* BEGIN Quoted passage *

This Python script checks PDF files from PCS for common formatting problems. The file taps_procs.csv and the directories TAPS_HTML and TAPS_PDF need to be in the current working directory. They need to contain the PDF and HTML files downloaded from TAPS with taps.py Also, the directory <track ID>_PDF needs to be in the current directory and contain the final PDF files submitted to PCS (download with pcs.py).

Modify the source code to disable certain checks.

python3 -u ../ACM-Publication-Tools/lint.py chi23b | tee chi23b_lint.log - run all checks from lint.py, output the results to the terminal and write them into the file chi23b_lint.log. Also creates a CSV file chi23b_PDF.csv (yeah, inconsistent naming) which lists for each file which checks have failed.

(python3 -u is just needed to output unbuffered lines so that tee immediately prints them to the terminal)

Example linter log:


# Checking chi23b_PDF/pn1022.pdf
pn1022: check_line_length: Strange! Median line length is less than 40 (0) - which should not happen in the ACM two-column lay
out.
pn1022: check_differences_title: Different titles in HTML and PDF. Please check:
    Social Virtual Reality as a Mental Health Tool: How People Use VRChat to Support Social Connectedness and Wellbeing
    
pn1022: check_email: None of the authors has an email address given!
pn1022: check_ligatures_fi: Accessibility: the PDF plain text does not contain the letters 'fi' (but HTML does). Please check 
whether ligatures are encoded correctly.
pn1022: check_ligatures_ff: Accessibility: the PDF plain text does not contain the letters 'ff' (but HTML does). Please check 
whether ligatures are encoded correctly.
pn1022: check_pdf_creator: This PDF has not been generated by TAPS ('Producer' field in metadata says: )
pn1022: check_differences_reference_count: Different number of references found in HTML (70) and PDF (0). Please check.
pn1022: check_pdf_doi: DOI might be missing in PDF. DOI in HTML file: https://doi.org/10.1145/3544548.3581103
pn1022: check_pdf_difference_taps_pdf: File sizes in TAPS (0.54 MB.) and PCS (8.65 MB). differ by more than 20% - maybe not th
e same file.

* END Quoted passage *
* BEGIN Extracted records *

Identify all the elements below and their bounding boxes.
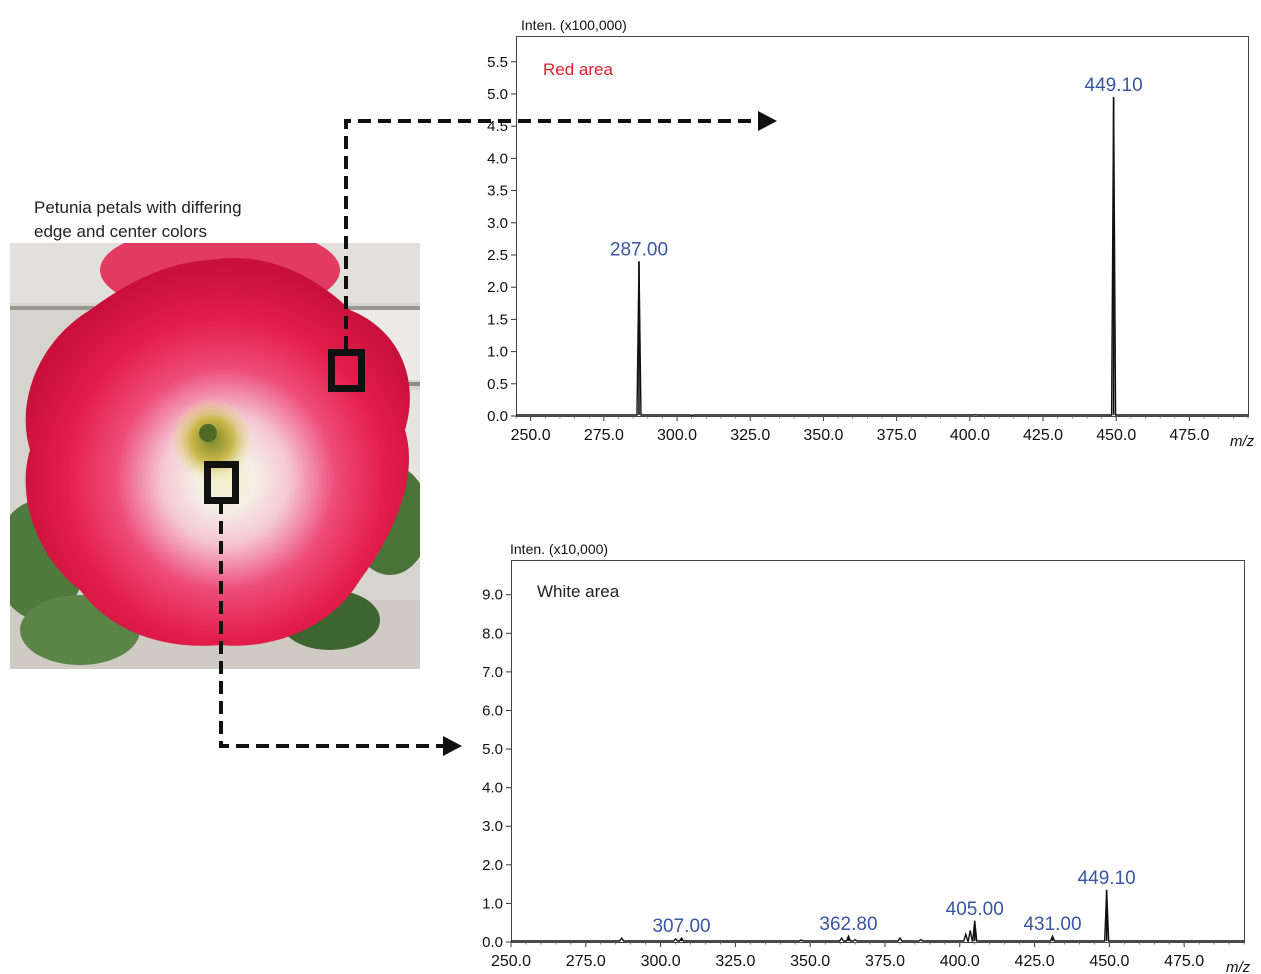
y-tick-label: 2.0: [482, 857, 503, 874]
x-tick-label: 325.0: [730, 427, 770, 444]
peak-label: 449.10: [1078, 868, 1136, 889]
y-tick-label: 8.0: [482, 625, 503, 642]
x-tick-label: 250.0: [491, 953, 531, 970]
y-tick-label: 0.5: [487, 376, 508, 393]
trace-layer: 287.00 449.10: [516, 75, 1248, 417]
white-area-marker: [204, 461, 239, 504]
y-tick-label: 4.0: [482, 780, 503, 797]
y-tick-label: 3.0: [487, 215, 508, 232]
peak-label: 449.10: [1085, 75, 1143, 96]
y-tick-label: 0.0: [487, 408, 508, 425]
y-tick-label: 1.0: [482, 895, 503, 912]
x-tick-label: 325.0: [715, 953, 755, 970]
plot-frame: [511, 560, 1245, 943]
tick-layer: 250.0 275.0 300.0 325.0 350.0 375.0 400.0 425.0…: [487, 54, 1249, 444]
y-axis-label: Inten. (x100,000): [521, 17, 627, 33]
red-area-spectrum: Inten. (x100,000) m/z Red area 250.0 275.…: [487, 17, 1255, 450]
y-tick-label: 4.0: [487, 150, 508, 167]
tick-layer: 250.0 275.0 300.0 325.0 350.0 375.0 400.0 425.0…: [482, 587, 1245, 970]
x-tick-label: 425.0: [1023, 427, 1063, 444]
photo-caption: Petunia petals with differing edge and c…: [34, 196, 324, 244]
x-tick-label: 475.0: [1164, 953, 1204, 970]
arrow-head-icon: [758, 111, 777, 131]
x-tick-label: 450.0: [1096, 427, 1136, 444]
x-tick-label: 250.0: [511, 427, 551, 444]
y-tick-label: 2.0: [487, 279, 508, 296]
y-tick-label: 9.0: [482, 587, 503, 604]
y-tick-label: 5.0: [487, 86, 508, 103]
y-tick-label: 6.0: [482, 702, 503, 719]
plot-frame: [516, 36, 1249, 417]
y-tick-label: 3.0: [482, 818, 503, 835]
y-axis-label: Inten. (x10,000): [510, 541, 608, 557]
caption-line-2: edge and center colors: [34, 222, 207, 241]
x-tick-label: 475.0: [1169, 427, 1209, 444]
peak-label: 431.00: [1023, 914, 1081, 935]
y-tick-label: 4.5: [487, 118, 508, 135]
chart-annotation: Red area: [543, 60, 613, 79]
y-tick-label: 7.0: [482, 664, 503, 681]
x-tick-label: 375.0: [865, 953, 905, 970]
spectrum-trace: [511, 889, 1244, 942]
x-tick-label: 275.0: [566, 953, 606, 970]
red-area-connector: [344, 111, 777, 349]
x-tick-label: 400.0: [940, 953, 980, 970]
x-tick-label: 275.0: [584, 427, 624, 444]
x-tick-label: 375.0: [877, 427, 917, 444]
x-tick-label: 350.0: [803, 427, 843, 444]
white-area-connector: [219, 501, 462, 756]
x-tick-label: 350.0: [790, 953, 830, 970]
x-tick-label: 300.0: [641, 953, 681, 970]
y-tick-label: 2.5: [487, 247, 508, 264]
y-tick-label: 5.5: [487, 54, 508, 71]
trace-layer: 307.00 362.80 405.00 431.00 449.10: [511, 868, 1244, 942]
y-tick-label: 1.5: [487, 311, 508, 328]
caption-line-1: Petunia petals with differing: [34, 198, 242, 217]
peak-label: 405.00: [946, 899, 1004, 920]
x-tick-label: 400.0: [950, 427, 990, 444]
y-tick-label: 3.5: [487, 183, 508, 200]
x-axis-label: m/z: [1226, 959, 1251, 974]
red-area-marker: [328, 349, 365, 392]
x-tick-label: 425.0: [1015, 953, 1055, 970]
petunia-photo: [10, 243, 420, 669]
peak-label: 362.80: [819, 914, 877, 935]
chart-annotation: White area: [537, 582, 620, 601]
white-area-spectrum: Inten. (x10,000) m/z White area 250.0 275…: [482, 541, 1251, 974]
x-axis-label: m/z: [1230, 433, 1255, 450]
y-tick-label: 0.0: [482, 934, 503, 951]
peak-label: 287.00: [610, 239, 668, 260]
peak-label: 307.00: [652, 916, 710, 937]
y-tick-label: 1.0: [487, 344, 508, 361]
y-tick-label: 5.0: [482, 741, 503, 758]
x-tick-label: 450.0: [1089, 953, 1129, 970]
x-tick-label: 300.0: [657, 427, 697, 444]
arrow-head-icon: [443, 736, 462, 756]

* END Extracted records *

• [Required work]:
**A)** Reproduce the portion of the lint.py description that begins at the words "pn1022: check_ligatures_fi: Accessibility: the" and stops after the words "(0). Please check.".
**B)** Name every Python script file that the lint.py description mentions by filename.
Rely solely on the lint.py description, not on the rows.

• [Results of the tasks]:
**A)**
pn1022: check_ligatures_fi: Accessibility: the PDF plain text does not contain the letters 'fi' (but HTML does). Please check 
whether ligatures are encoded correctly.
pn1022: check_ligatures_ff: Accessibility: the PDF plain text does not contain the letters 'ff' (but HTML does). Please check 
whether ligatures are encoded correctly.
pn1022: check_pdf_creator: This PDF has not been generated by TAPS ('Producer' field in metadata says: )
pn1022: check_differences_reference_count: Different number of references found in HTML (70) and PDF (0). Please check.

**B)** lint.py, taps.py, pcs.py